What is needed: Below are the records. Gather each line that holds "民办非企业单位名称".

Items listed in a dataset
§ §
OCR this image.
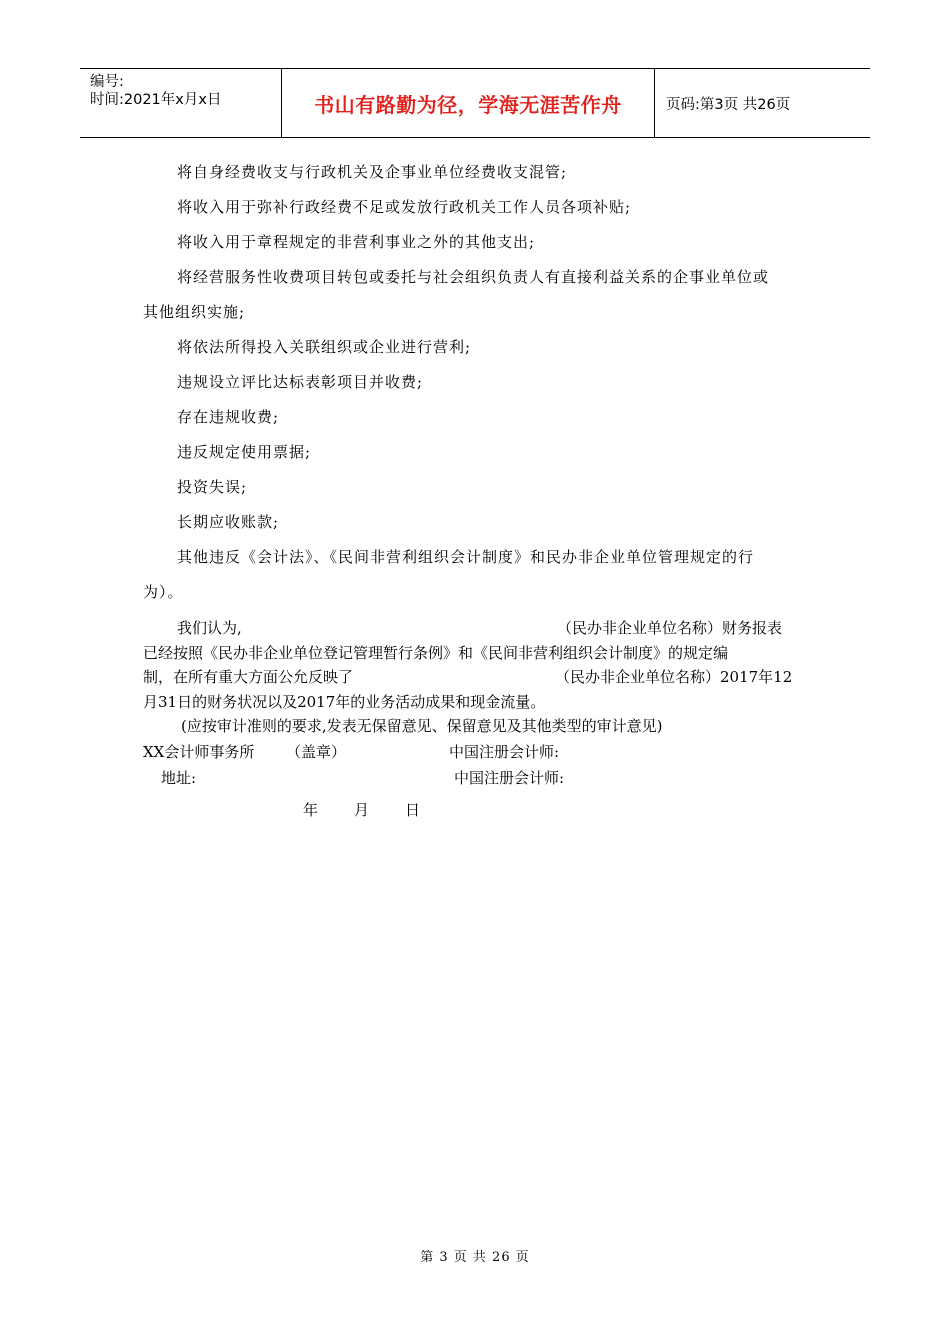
编号:
时间:2021年x月x日	书山有路勤为径，学海无涯苦作舟	页码:第3页 共26页

将自身经费收支与行政机关及企事业单位经费收支混管;

将收入用于弥补行政经费不足或发放行政机关工作人员各项补贴;

将收入用于章程规定的非营利事业之外的其他支出;

将经营服务性收费项目转包或委托与社会组织负责人有直接利益关系的企事业单位或

其他组织实施;

将依法所得投入关联组织或企业进行营利;

违规设立评比达标表彰项目并收费;

存在违规收费;

违反规定使用票据;

投资失误;

长期应收账款;

其他违反《会计法》、《民间非营利组织会计制度》和民办非企业单位管理规定的行

为）。

我们认为,	（民办非企业单位名称）财务报表

已经按照《民办非企业单位登记管理暂行条例》和《民间非营利组织会计制度》的规定编

制，在所有重大方面公允反映了	（民办非企业单位名称）2017年12

月31日的财务状况以及2017年的业务活动成果和现金流量。

(应按审计准则的要求,发表无保留意见、保留意见及其他类型的审计意见)

XX会计师事务所 （盖章）	中国注册会计师:
地址:	中国注册会计师:
年 月 日
第 3 页 共 26 页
§ §
Solution below:
我们认为,	（民办非企业单位名称）财务报表
制，在所有重大方面公允反映了	（民办非企业单位名称）2017年12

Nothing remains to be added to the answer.